PROBLEM STATEMENT:
Repeat the material exactly, every line of it.

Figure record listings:
—————
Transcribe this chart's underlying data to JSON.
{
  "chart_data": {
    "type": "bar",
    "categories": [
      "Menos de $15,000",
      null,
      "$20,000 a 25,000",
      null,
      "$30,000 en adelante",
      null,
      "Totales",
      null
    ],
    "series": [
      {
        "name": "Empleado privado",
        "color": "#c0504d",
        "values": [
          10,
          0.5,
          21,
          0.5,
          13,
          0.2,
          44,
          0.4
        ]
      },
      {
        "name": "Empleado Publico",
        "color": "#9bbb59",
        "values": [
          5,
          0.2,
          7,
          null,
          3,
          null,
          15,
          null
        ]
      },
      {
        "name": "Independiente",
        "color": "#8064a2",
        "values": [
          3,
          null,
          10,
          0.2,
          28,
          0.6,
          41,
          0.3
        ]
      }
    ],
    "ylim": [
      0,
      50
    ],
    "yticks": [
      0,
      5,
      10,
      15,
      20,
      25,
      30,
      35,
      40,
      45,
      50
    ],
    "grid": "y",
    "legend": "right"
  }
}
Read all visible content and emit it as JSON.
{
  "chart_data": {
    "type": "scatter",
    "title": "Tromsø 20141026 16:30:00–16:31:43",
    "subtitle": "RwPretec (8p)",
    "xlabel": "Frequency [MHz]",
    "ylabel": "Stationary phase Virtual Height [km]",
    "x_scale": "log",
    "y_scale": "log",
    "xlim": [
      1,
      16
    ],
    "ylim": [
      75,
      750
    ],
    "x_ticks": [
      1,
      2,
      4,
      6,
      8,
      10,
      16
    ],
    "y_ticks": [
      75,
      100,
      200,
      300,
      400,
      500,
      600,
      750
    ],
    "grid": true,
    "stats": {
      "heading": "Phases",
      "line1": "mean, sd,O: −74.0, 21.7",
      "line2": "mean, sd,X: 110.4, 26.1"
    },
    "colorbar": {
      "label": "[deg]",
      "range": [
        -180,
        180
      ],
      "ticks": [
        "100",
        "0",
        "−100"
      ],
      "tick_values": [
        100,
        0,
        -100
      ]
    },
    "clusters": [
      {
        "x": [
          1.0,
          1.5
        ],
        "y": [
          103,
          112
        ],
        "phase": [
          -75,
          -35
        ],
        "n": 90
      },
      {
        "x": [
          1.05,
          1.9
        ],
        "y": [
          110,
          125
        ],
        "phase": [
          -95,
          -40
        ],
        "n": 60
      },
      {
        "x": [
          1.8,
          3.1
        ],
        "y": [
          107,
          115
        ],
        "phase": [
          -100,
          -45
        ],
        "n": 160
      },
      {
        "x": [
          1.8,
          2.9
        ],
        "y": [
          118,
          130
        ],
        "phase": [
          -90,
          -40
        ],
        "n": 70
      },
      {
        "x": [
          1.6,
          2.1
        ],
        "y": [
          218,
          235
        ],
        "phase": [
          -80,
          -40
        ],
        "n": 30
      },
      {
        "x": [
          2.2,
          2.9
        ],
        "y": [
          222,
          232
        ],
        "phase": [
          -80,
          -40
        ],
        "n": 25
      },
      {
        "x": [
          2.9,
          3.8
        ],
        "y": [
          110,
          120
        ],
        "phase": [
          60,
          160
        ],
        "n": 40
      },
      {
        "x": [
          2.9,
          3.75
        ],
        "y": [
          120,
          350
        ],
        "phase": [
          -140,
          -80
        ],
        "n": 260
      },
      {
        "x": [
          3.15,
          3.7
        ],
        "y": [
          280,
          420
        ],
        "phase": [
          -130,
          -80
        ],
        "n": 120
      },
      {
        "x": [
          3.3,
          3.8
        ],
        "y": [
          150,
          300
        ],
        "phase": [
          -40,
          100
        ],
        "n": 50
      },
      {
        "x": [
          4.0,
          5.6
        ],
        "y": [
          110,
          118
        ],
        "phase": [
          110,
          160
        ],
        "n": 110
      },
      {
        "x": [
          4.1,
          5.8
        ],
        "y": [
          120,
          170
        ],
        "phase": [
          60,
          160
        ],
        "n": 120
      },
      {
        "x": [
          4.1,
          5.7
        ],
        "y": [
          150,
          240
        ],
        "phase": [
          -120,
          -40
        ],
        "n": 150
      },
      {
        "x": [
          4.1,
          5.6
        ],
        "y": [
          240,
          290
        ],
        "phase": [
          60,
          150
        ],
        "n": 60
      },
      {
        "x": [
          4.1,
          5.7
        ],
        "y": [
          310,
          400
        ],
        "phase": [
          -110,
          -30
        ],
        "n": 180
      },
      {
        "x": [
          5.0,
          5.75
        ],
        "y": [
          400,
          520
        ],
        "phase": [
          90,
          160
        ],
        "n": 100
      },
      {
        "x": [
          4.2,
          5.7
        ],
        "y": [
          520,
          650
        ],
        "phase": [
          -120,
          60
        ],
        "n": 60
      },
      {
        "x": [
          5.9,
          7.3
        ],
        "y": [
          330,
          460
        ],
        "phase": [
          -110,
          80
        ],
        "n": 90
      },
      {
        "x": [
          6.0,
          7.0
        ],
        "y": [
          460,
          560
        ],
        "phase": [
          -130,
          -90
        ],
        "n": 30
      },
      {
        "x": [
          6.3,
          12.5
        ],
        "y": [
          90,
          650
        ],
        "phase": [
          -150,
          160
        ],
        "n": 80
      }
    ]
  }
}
—————
WORKED ANSWER:
Transcribe this chart's underlying data to JSON.
{
  "chart_data": {
    "type": "bar",
    "categories": [
      "Menos de $15,000",
      null,
      "$20,000 a 25,000",
      null,
      "$30,000 en adelante",
      null,
      "Totales",
      null
    ],
    "series": [
      {
        "name": "Empleado privado",
        "color": "#c0504d",
        "values": [
          10,
          0.5,
          21,
          0.5,
          13,
          0.2,
          44,
          0.4
        ]
      },
      {
        "name": "Empleado Publico",
        "color": "#9bbb59",
        "values": [
          5,
          0.2,
          7,
          null,
          3,
          null,
          15,
          null
        ]
      },
      {
        "name": "Independiente",
        "color": "#8064a2",
        "values": [
          3,
          null,
          10,
          0.2,
          28,
          0.6,
          41,
          0.3
        ]
      }
    ],
    "ylim": [
      0,
      50
    ],
    "yticks": [
      0,
      5,
      10,
      15,
      20,
      25,
      30,
      35,
      40,
      45,
      50
    ],
    "grid": "y",
    "legend": "right"
  }
}
Read all visible content and emit it as JSON.
{
  "chart_data": {
    "type": "scatter",
    "title": "Tromsø 20141026 16:30:00–16:31:43",
    "subtitle": "RwPretec (8p)",
    "xlabel": "Frequency [MHz]",
    "ylabel": "Stationary phase Virtual Height [km]",
    "x_scale": "log",
    "y_scale": "log",
    "xlim": [
      1,
      16
    ],
    "ylim": [
      75,
      750
    ],
    "x_ticks": [
      1,
      2,
      4,
      6,
      8,
      10,
      16
    ],
    "y_ticks": [
      75,
      100,
      200,
      300,
      400,
      500,
      600,
      750
    ],
    "grid": true,
    "stats": {
      "heading": "Phases",
      "line1": "mean, sd,O: −74.0, 21.7",
      "line2": "mean, sd,X: 110.4, 26.1"
    },
    "colorbar": {
      "label": "[deg]",
      "range": [
        -180,
        180
      ],
      "ticks": [
        "100",
        "0",
        "−100"
      ],
      "tick_values": [
        100,
        0,
        -100
      ]
    },
    "clusters": [
      {
        "x": [
          1.0,
          1.5
        ],
        "y": [
          103,
          112
        ],
        "phase": [
          -75,
          -35
        ],
        "n": 90
      },
      {
        "x": [
          1.05,
          1.9
        ],
        "y": [
          110,
          125
        ],
        "phase": [
          -95,
          -40
        ],
        "n": 60
      },
      {
        "x": [
          1.8,
          3.1
        ],
        "y": [
          107,
          115
        ],
        "phase": [
          -100,
          -45
        ],
        "n": 160
      },
      {
        "x": [
          1.8,
          2.9
        ],
        "y": [
          118,
          130
        ],
        "phase": [
          -90,
          -40
        ],
        "n": 70
      },
      {
        "x": [
          1.6,
          2.1
        ],
        "y": [
          218,
          235
        ],
        "phase": [
          -80,
          -40
        ],
        "n": 30
      },
      {
        "x": [
          2.2,
          2.9
        ],
        "y": [
          222,
          232
        ],
        "phase": [
          -80,
          -40
        ],
        "n": 25
      },
      {
        "x": [
          2.9,
          3.8
        ],
        "y": [
          110,
          120
        ],
        "phase": [
          60,
          160
        ],
        "n": 40
      },
      {
        "x": [
          2.9,
          3.75
        ],
        "y": [
          120,
          350
        ],
        "phase": [
          -140,
          -80
        ],
        "n": 260
      },
      {
        "x": [
          3.15,
          3.7
        ],
        "y": [
          280,
          420
        ],
        "phase": [
          -130,
          -80
        ],
        "n": 120
      },
      {
        "x": [
          3.3,
          3.8
        ],
        "y": [
          150,
          300
        ],
        "phase": [
          -40,
          100
        ],
        "n": 50
      },
      {
        "x": [
          4.0,
          5.6
        ],
        "y": [
          110,
          118
        ],
        "phase": [
          110,
          160
        ],
        "n": 110
      },
      {
        "x": [
          4.1,
          5.8
        ],
        "y": [
          120,
          170
        ],
        "phase": [
          60,
          160
        ],
        "n": 120
      },
      {
        "x": [
          4.1,
          5.7
        ],
        "y": [
          150,
          240
        ],
        "phase": [
          -120,
          -40
        ],
        "n": 150
      },
      {
        "x": [
          4.1,
          5.6
        ],
        "y": [
          240,
          290
        ],
        "phase": [
          60,
          150
        ],
        "n": 60
      },
      {
        "x": [
          4.1,
          5.7
        ],
        "y": [
          310,
          400
        ],
        "phase": [
          -110,
          -30
        ],
        "n": 180
      },
      {
        "x": [
          5.0,
          5.75
        ],
        "y": [
          400,
          520
        ],
        "phase": [
          90,
          160
        ],
        "n": 100
      },
      {
        "x": [
          4.2,
          5.7
        ],
        "y": [
          520,
          650
        ],
        "phase": [
          -120,
          60
        ],
        "n": 60
      },
      {
        "x": [
          5.9,
          7.3
        ],
        "y": [
          330,
          460
        ],
        "phase": [
          -110,
          80
        ],
        "n": 90
      },
      {
        "x": [
          6.0,
          7.0
        ],
        "y": [
          460,
          560
        ],
        "phase": [
          -130,
          -90
        ],
        "n": 30
      },
      {
        "x": [
          6.3,
          12.5
        ],
        "y": [
          90,
          650
        ],
        "phase": [
          -150,
          160
        ],
        "n": 80
      }
    ]
  }
}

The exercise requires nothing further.